[Dataset records]
========
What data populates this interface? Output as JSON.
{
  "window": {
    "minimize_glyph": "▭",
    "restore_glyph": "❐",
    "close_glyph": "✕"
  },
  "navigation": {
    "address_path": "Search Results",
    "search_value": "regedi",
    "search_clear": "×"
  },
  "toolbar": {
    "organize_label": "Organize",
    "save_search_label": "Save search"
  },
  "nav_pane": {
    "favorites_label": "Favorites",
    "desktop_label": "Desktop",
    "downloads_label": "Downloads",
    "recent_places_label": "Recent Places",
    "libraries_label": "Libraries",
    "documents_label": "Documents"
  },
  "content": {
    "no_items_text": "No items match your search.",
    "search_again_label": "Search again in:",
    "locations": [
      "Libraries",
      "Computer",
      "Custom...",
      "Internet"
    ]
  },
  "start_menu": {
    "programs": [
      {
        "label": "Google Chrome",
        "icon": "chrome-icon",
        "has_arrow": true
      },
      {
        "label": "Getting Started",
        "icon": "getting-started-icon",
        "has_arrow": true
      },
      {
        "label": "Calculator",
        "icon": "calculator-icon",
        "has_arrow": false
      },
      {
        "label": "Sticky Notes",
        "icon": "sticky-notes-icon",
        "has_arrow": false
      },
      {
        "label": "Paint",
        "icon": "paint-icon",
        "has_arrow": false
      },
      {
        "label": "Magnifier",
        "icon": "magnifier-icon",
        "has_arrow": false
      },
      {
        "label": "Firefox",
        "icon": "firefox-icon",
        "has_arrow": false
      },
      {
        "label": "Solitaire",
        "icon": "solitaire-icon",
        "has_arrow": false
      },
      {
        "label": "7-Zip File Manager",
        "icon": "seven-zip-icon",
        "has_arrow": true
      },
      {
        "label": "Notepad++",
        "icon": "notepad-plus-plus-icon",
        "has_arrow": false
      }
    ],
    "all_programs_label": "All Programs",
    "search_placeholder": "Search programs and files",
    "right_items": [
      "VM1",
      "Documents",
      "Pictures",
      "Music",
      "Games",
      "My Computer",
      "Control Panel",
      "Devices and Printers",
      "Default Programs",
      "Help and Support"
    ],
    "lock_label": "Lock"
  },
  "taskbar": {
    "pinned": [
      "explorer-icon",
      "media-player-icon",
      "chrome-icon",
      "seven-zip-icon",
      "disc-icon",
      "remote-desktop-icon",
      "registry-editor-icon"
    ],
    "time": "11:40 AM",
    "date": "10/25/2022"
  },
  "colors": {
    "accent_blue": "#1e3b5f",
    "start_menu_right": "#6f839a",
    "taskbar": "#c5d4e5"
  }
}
========
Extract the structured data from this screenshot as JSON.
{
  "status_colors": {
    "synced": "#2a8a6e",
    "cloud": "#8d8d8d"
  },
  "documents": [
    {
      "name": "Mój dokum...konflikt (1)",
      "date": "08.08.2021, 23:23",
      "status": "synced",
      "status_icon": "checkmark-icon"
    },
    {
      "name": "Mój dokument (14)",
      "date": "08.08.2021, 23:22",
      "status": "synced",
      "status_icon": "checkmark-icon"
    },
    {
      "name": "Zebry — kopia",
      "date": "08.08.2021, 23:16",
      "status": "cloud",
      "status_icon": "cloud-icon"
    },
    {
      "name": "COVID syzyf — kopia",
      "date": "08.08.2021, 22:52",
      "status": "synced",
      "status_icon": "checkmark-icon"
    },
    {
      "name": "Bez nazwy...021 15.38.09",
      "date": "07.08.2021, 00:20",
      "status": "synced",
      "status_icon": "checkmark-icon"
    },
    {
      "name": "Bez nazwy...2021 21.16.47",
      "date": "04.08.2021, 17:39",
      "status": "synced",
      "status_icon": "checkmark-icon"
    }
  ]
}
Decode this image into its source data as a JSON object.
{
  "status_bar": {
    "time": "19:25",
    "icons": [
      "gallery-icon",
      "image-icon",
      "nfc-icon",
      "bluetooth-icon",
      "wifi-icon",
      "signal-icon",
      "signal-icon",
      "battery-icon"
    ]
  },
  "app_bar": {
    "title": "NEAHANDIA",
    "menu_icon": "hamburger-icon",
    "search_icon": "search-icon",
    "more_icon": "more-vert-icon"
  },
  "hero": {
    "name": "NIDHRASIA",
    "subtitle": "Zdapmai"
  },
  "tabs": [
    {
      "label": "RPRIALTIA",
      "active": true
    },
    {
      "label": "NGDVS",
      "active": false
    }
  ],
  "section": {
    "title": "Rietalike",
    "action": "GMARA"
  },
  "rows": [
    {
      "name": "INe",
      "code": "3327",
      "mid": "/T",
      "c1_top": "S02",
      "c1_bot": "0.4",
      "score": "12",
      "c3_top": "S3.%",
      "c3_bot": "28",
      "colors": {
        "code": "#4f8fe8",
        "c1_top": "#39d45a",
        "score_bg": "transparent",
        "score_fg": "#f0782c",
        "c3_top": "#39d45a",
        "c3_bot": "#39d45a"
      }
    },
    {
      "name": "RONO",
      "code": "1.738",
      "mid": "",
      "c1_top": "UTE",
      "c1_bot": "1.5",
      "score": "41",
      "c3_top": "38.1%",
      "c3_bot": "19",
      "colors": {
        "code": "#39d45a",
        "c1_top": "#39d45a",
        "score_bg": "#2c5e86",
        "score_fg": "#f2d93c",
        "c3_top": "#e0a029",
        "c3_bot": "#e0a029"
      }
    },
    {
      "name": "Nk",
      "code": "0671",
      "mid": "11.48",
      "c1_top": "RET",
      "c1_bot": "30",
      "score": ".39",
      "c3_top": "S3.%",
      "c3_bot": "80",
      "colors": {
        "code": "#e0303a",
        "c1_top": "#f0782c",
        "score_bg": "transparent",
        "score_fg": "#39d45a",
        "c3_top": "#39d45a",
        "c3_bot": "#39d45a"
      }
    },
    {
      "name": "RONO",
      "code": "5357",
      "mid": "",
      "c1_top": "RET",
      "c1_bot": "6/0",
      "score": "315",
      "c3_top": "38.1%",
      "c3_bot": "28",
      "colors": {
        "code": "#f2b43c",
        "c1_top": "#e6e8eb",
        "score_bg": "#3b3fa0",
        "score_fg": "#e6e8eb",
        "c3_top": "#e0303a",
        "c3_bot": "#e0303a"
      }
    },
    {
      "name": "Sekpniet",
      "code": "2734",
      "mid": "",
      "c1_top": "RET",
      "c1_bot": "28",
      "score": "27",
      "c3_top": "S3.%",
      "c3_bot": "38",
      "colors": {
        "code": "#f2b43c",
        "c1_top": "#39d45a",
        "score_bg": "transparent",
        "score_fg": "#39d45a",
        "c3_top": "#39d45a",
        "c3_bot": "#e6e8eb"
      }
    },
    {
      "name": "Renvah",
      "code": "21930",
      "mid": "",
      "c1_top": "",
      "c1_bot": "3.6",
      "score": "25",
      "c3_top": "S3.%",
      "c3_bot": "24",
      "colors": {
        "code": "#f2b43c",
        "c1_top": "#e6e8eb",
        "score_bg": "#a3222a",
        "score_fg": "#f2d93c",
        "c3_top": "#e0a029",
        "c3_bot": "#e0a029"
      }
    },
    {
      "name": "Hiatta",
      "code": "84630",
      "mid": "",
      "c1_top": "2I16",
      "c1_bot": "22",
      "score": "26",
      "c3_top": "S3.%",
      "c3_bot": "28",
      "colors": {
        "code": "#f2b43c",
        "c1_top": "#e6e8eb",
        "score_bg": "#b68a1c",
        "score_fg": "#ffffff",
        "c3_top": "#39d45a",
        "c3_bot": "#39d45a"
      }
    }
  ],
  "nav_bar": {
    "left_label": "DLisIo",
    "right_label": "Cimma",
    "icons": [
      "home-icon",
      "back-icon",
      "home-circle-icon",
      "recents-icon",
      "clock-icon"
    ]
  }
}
========
WHAT YOU HAVE TO DO: Pull out all lines containing the word "this" from the entries above.

TASK RESULT:
What data populates this interface? Output as JSON.
Extract the structured data from this screenshot as JSON.
Decode this image into its source data as a JSON object.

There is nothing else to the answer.